**TASK BRIEF**
Copy out each line that mentions the word "left".

**TASK MATERIAL**

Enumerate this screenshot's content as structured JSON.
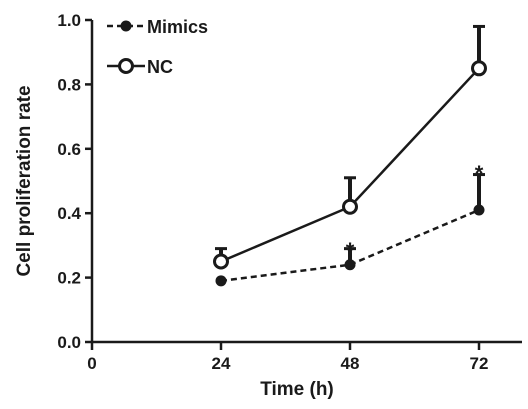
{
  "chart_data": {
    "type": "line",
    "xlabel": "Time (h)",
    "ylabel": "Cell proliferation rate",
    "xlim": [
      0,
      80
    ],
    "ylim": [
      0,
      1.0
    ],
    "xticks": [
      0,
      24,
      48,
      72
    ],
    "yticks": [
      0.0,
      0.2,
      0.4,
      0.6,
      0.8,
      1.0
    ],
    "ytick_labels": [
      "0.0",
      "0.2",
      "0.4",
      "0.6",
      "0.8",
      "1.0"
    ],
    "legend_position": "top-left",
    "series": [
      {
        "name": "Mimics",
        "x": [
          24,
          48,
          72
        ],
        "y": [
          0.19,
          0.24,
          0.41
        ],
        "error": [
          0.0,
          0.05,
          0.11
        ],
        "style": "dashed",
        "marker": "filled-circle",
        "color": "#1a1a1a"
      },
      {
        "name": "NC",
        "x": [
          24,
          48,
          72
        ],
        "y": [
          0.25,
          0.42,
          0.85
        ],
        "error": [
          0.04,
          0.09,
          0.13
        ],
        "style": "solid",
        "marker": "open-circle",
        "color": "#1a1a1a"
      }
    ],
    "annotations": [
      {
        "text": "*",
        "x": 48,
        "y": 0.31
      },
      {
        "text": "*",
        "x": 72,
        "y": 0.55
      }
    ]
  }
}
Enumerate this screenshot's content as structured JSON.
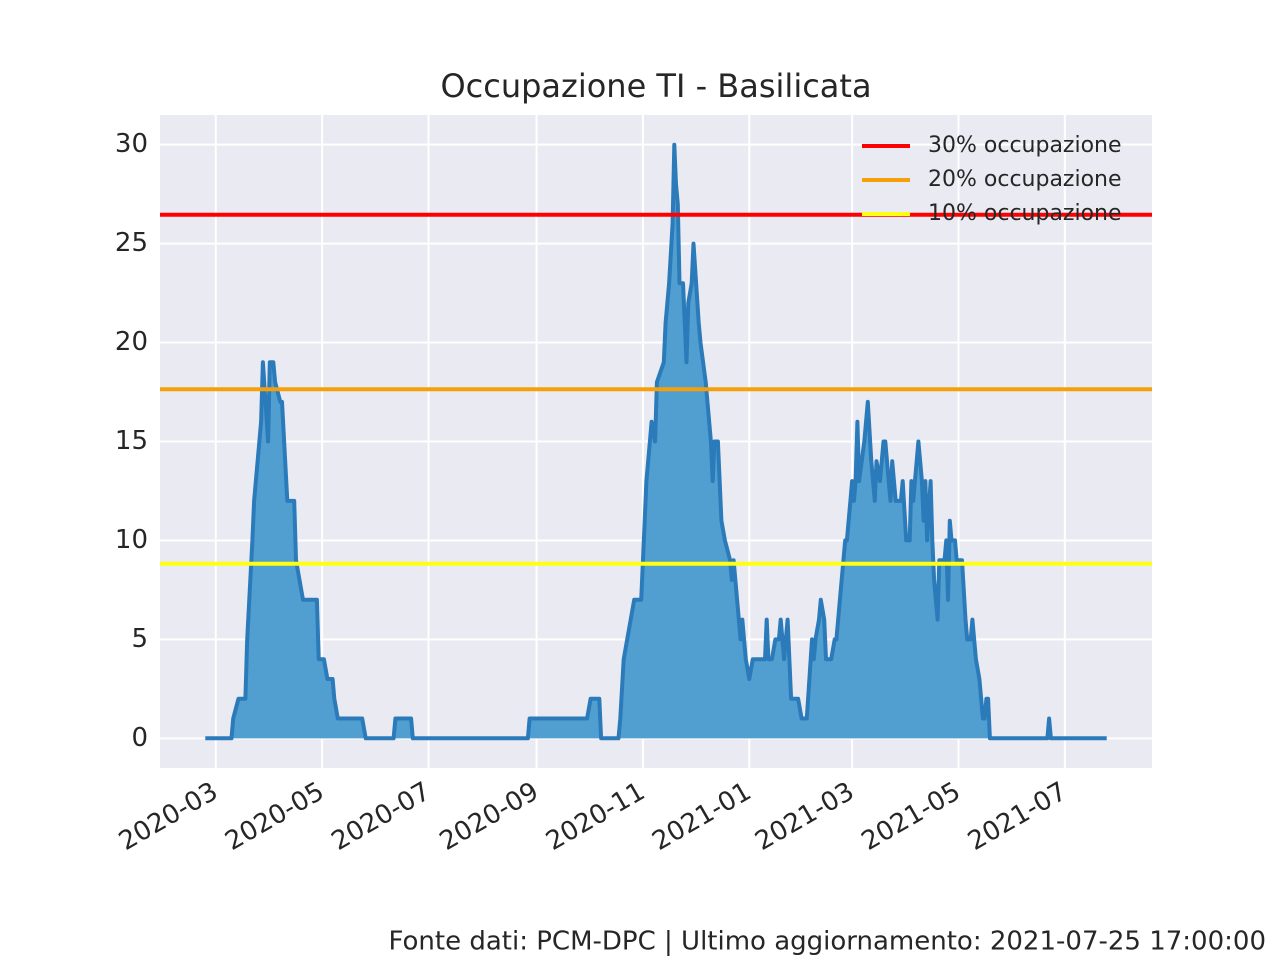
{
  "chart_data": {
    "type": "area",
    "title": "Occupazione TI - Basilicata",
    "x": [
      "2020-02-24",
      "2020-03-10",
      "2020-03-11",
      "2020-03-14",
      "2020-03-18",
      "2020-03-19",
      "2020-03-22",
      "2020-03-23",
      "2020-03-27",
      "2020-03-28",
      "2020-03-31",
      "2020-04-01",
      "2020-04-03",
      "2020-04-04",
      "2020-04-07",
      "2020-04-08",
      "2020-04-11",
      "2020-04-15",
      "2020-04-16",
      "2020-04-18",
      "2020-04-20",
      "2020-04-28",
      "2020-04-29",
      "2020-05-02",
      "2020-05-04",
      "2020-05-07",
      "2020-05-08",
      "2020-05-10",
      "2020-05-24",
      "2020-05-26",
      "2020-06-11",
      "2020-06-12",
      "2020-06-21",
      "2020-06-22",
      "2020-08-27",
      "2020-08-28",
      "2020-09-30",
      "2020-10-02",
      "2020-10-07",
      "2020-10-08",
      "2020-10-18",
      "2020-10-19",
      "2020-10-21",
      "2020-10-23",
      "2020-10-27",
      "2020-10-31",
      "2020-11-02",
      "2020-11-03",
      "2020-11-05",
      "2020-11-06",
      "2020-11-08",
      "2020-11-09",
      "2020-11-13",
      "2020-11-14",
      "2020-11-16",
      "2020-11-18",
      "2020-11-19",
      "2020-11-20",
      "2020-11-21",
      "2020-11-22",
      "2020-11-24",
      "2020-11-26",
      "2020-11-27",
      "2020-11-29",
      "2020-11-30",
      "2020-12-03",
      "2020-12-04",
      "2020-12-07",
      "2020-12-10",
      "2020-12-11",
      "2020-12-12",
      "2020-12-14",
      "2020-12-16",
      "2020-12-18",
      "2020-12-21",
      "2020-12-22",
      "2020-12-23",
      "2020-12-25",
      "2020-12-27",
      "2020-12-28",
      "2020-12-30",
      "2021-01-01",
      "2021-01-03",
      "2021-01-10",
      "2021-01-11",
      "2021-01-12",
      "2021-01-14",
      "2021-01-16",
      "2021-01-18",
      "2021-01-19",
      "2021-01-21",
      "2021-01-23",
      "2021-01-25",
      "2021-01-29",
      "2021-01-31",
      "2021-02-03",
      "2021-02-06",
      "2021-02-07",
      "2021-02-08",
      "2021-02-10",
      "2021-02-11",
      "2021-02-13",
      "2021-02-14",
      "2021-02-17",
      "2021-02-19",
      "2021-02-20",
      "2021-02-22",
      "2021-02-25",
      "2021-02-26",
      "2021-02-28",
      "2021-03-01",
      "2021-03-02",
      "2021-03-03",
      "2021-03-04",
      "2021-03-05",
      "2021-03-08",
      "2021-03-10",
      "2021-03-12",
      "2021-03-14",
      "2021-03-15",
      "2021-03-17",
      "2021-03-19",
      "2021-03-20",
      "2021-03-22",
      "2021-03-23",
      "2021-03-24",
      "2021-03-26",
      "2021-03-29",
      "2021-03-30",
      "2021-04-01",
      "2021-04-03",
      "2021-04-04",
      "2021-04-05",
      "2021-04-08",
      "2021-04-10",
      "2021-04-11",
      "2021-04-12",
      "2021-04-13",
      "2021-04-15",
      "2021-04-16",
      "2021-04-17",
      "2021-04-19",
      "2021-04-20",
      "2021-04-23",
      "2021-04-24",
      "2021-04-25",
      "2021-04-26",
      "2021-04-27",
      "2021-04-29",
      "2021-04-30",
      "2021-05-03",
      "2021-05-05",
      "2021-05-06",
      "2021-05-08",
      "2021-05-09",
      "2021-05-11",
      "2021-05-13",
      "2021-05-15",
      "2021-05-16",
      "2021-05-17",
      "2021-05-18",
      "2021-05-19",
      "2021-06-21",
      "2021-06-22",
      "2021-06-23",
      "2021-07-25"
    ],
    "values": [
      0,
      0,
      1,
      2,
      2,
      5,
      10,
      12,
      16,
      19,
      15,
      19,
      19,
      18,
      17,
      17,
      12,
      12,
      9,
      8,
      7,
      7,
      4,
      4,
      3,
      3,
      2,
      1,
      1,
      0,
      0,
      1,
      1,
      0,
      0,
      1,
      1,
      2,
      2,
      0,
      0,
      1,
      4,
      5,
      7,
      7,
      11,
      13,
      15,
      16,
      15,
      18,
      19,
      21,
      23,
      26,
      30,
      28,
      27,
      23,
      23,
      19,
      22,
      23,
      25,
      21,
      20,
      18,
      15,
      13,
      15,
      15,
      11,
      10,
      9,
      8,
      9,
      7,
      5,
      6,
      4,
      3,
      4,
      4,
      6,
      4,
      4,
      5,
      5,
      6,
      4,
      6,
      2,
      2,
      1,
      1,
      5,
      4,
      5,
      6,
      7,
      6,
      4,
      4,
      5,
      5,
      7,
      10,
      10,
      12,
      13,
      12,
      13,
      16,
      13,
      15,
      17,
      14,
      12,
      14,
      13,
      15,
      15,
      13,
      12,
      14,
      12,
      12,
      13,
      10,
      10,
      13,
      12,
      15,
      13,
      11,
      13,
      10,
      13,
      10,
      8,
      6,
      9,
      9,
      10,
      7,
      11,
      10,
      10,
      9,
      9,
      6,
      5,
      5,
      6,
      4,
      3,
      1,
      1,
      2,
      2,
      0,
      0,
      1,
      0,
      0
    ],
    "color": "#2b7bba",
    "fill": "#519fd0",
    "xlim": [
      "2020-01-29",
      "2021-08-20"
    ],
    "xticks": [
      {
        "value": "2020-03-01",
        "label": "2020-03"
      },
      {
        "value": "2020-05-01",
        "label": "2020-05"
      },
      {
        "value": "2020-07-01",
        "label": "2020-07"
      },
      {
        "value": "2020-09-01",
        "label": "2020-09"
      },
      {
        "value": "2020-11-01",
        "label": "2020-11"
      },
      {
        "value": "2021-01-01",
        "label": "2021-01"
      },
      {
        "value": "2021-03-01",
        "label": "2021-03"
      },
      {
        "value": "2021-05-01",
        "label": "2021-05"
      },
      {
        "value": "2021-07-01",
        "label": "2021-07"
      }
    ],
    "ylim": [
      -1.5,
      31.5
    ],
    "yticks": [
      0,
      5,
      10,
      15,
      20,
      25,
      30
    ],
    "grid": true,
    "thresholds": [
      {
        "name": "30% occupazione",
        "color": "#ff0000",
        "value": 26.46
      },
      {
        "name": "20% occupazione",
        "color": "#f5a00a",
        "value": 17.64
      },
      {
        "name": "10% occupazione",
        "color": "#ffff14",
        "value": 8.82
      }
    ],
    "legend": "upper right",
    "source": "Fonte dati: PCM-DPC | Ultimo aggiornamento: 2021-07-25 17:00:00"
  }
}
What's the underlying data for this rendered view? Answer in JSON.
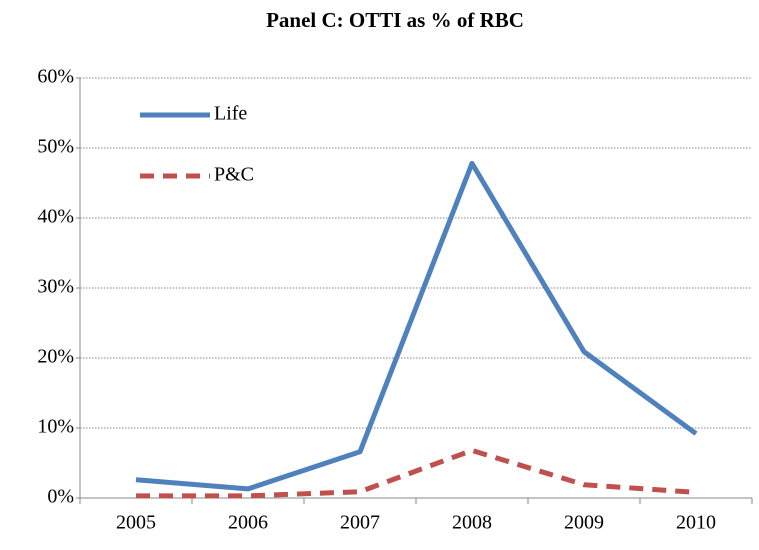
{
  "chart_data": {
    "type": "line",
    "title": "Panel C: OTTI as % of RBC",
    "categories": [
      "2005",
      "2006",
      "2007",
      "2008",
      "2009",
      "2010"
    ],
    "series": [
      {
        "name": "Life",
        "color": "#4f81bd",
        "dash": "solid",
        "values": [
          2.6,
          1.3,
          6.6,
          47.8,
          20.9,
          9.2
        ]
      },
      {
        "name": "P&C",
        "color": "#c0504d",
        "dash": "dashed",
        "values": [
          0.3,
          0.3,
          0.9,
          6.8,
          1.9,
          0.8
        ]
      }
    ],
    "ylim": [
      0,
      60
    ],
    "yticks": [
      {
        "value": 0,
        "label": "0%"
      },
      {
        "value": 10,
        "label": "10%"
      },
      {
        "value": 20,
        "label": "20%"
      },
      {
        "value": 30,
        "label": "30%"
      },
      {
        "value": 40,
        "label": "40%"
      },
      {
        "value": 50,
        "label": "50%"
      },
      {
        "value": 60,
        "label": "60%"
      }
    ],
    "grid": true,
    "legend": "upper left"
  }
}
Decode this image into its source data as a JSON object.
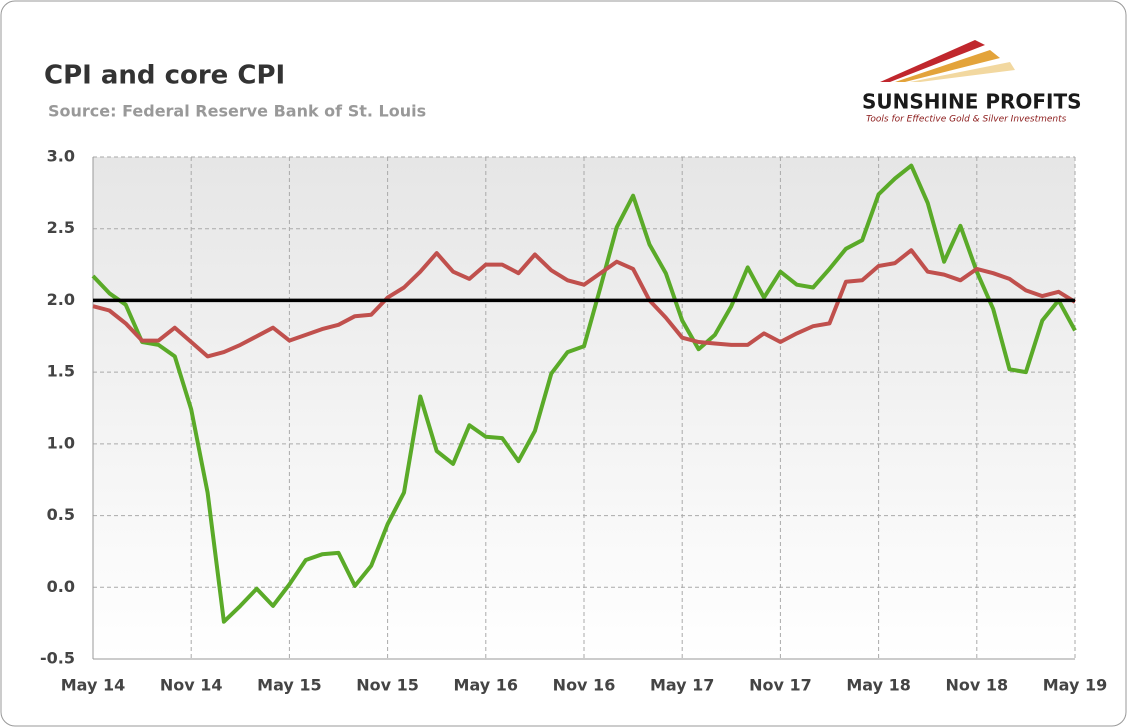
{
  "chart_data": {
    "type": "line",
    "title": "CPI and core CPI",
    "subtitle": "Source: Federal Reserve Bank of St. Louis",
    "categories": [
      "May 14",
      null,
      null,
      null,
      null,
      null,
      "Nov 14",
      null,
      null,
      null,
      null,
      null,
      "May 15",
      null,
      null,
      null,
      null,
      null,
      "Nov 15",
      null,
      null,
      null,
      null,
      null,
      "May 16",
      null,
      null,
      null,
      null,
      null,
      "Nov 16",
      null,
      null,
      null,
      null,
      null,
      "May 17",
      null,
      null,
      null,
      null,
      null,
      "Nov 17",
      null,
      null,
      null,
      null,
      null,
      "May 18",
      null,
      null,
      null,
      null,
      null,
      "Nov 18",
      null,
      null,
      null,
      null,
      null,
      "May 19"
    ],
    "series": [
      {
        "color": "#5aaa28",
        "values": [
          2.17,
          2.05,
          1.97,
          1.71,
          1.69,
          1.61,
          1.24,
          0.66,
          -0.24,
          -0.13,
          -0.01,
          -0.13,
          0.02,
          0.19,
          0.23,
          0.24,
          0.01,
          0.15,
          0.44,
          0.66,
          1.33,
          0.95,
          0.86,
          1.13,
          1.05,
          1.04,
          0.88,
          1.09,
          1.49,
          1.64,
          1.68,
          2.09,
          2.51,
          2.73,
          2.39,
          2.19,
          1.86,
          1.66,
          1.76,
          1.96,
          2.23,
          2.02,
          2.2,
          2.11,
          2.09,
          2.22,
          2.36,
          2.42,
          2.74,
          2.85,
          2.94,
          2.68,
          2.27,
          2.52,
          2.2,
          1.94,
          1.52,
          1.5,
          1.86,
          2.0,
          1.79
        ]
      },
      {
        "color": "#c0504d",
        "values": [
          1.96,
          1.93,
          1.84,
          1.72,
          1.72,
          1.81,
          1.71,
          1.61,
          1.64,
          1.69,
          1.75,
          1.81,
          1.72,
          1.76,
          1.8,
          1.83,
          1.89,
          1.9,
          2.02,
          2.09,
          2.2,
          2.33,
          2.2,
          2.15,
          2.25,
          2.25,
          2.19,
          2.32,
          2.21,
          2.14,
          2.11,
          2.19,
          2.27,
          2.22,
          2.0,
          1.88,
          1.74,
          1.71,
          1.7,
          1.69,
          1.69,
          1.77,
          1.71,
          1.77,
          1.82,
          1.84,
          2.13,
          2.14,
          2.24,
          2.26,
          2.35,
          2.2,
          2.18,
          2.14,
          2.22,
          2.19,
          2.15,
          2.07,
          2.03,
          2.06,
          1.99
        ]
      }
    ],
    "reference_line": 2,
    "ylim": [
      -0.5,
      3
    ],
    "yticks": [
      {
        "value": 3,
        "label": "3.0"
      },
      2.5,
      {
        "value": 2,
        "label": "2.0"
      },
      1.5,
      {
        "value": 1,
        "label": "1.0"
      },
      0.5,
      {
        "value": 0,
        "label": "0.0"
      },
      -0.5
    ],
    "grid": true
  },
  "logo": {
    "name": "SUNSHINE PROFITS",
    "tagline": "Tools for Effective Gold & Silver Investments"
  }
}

**THE COMPLETED TASK**
    "legend_position": "top-left",
    "legend": "upper left"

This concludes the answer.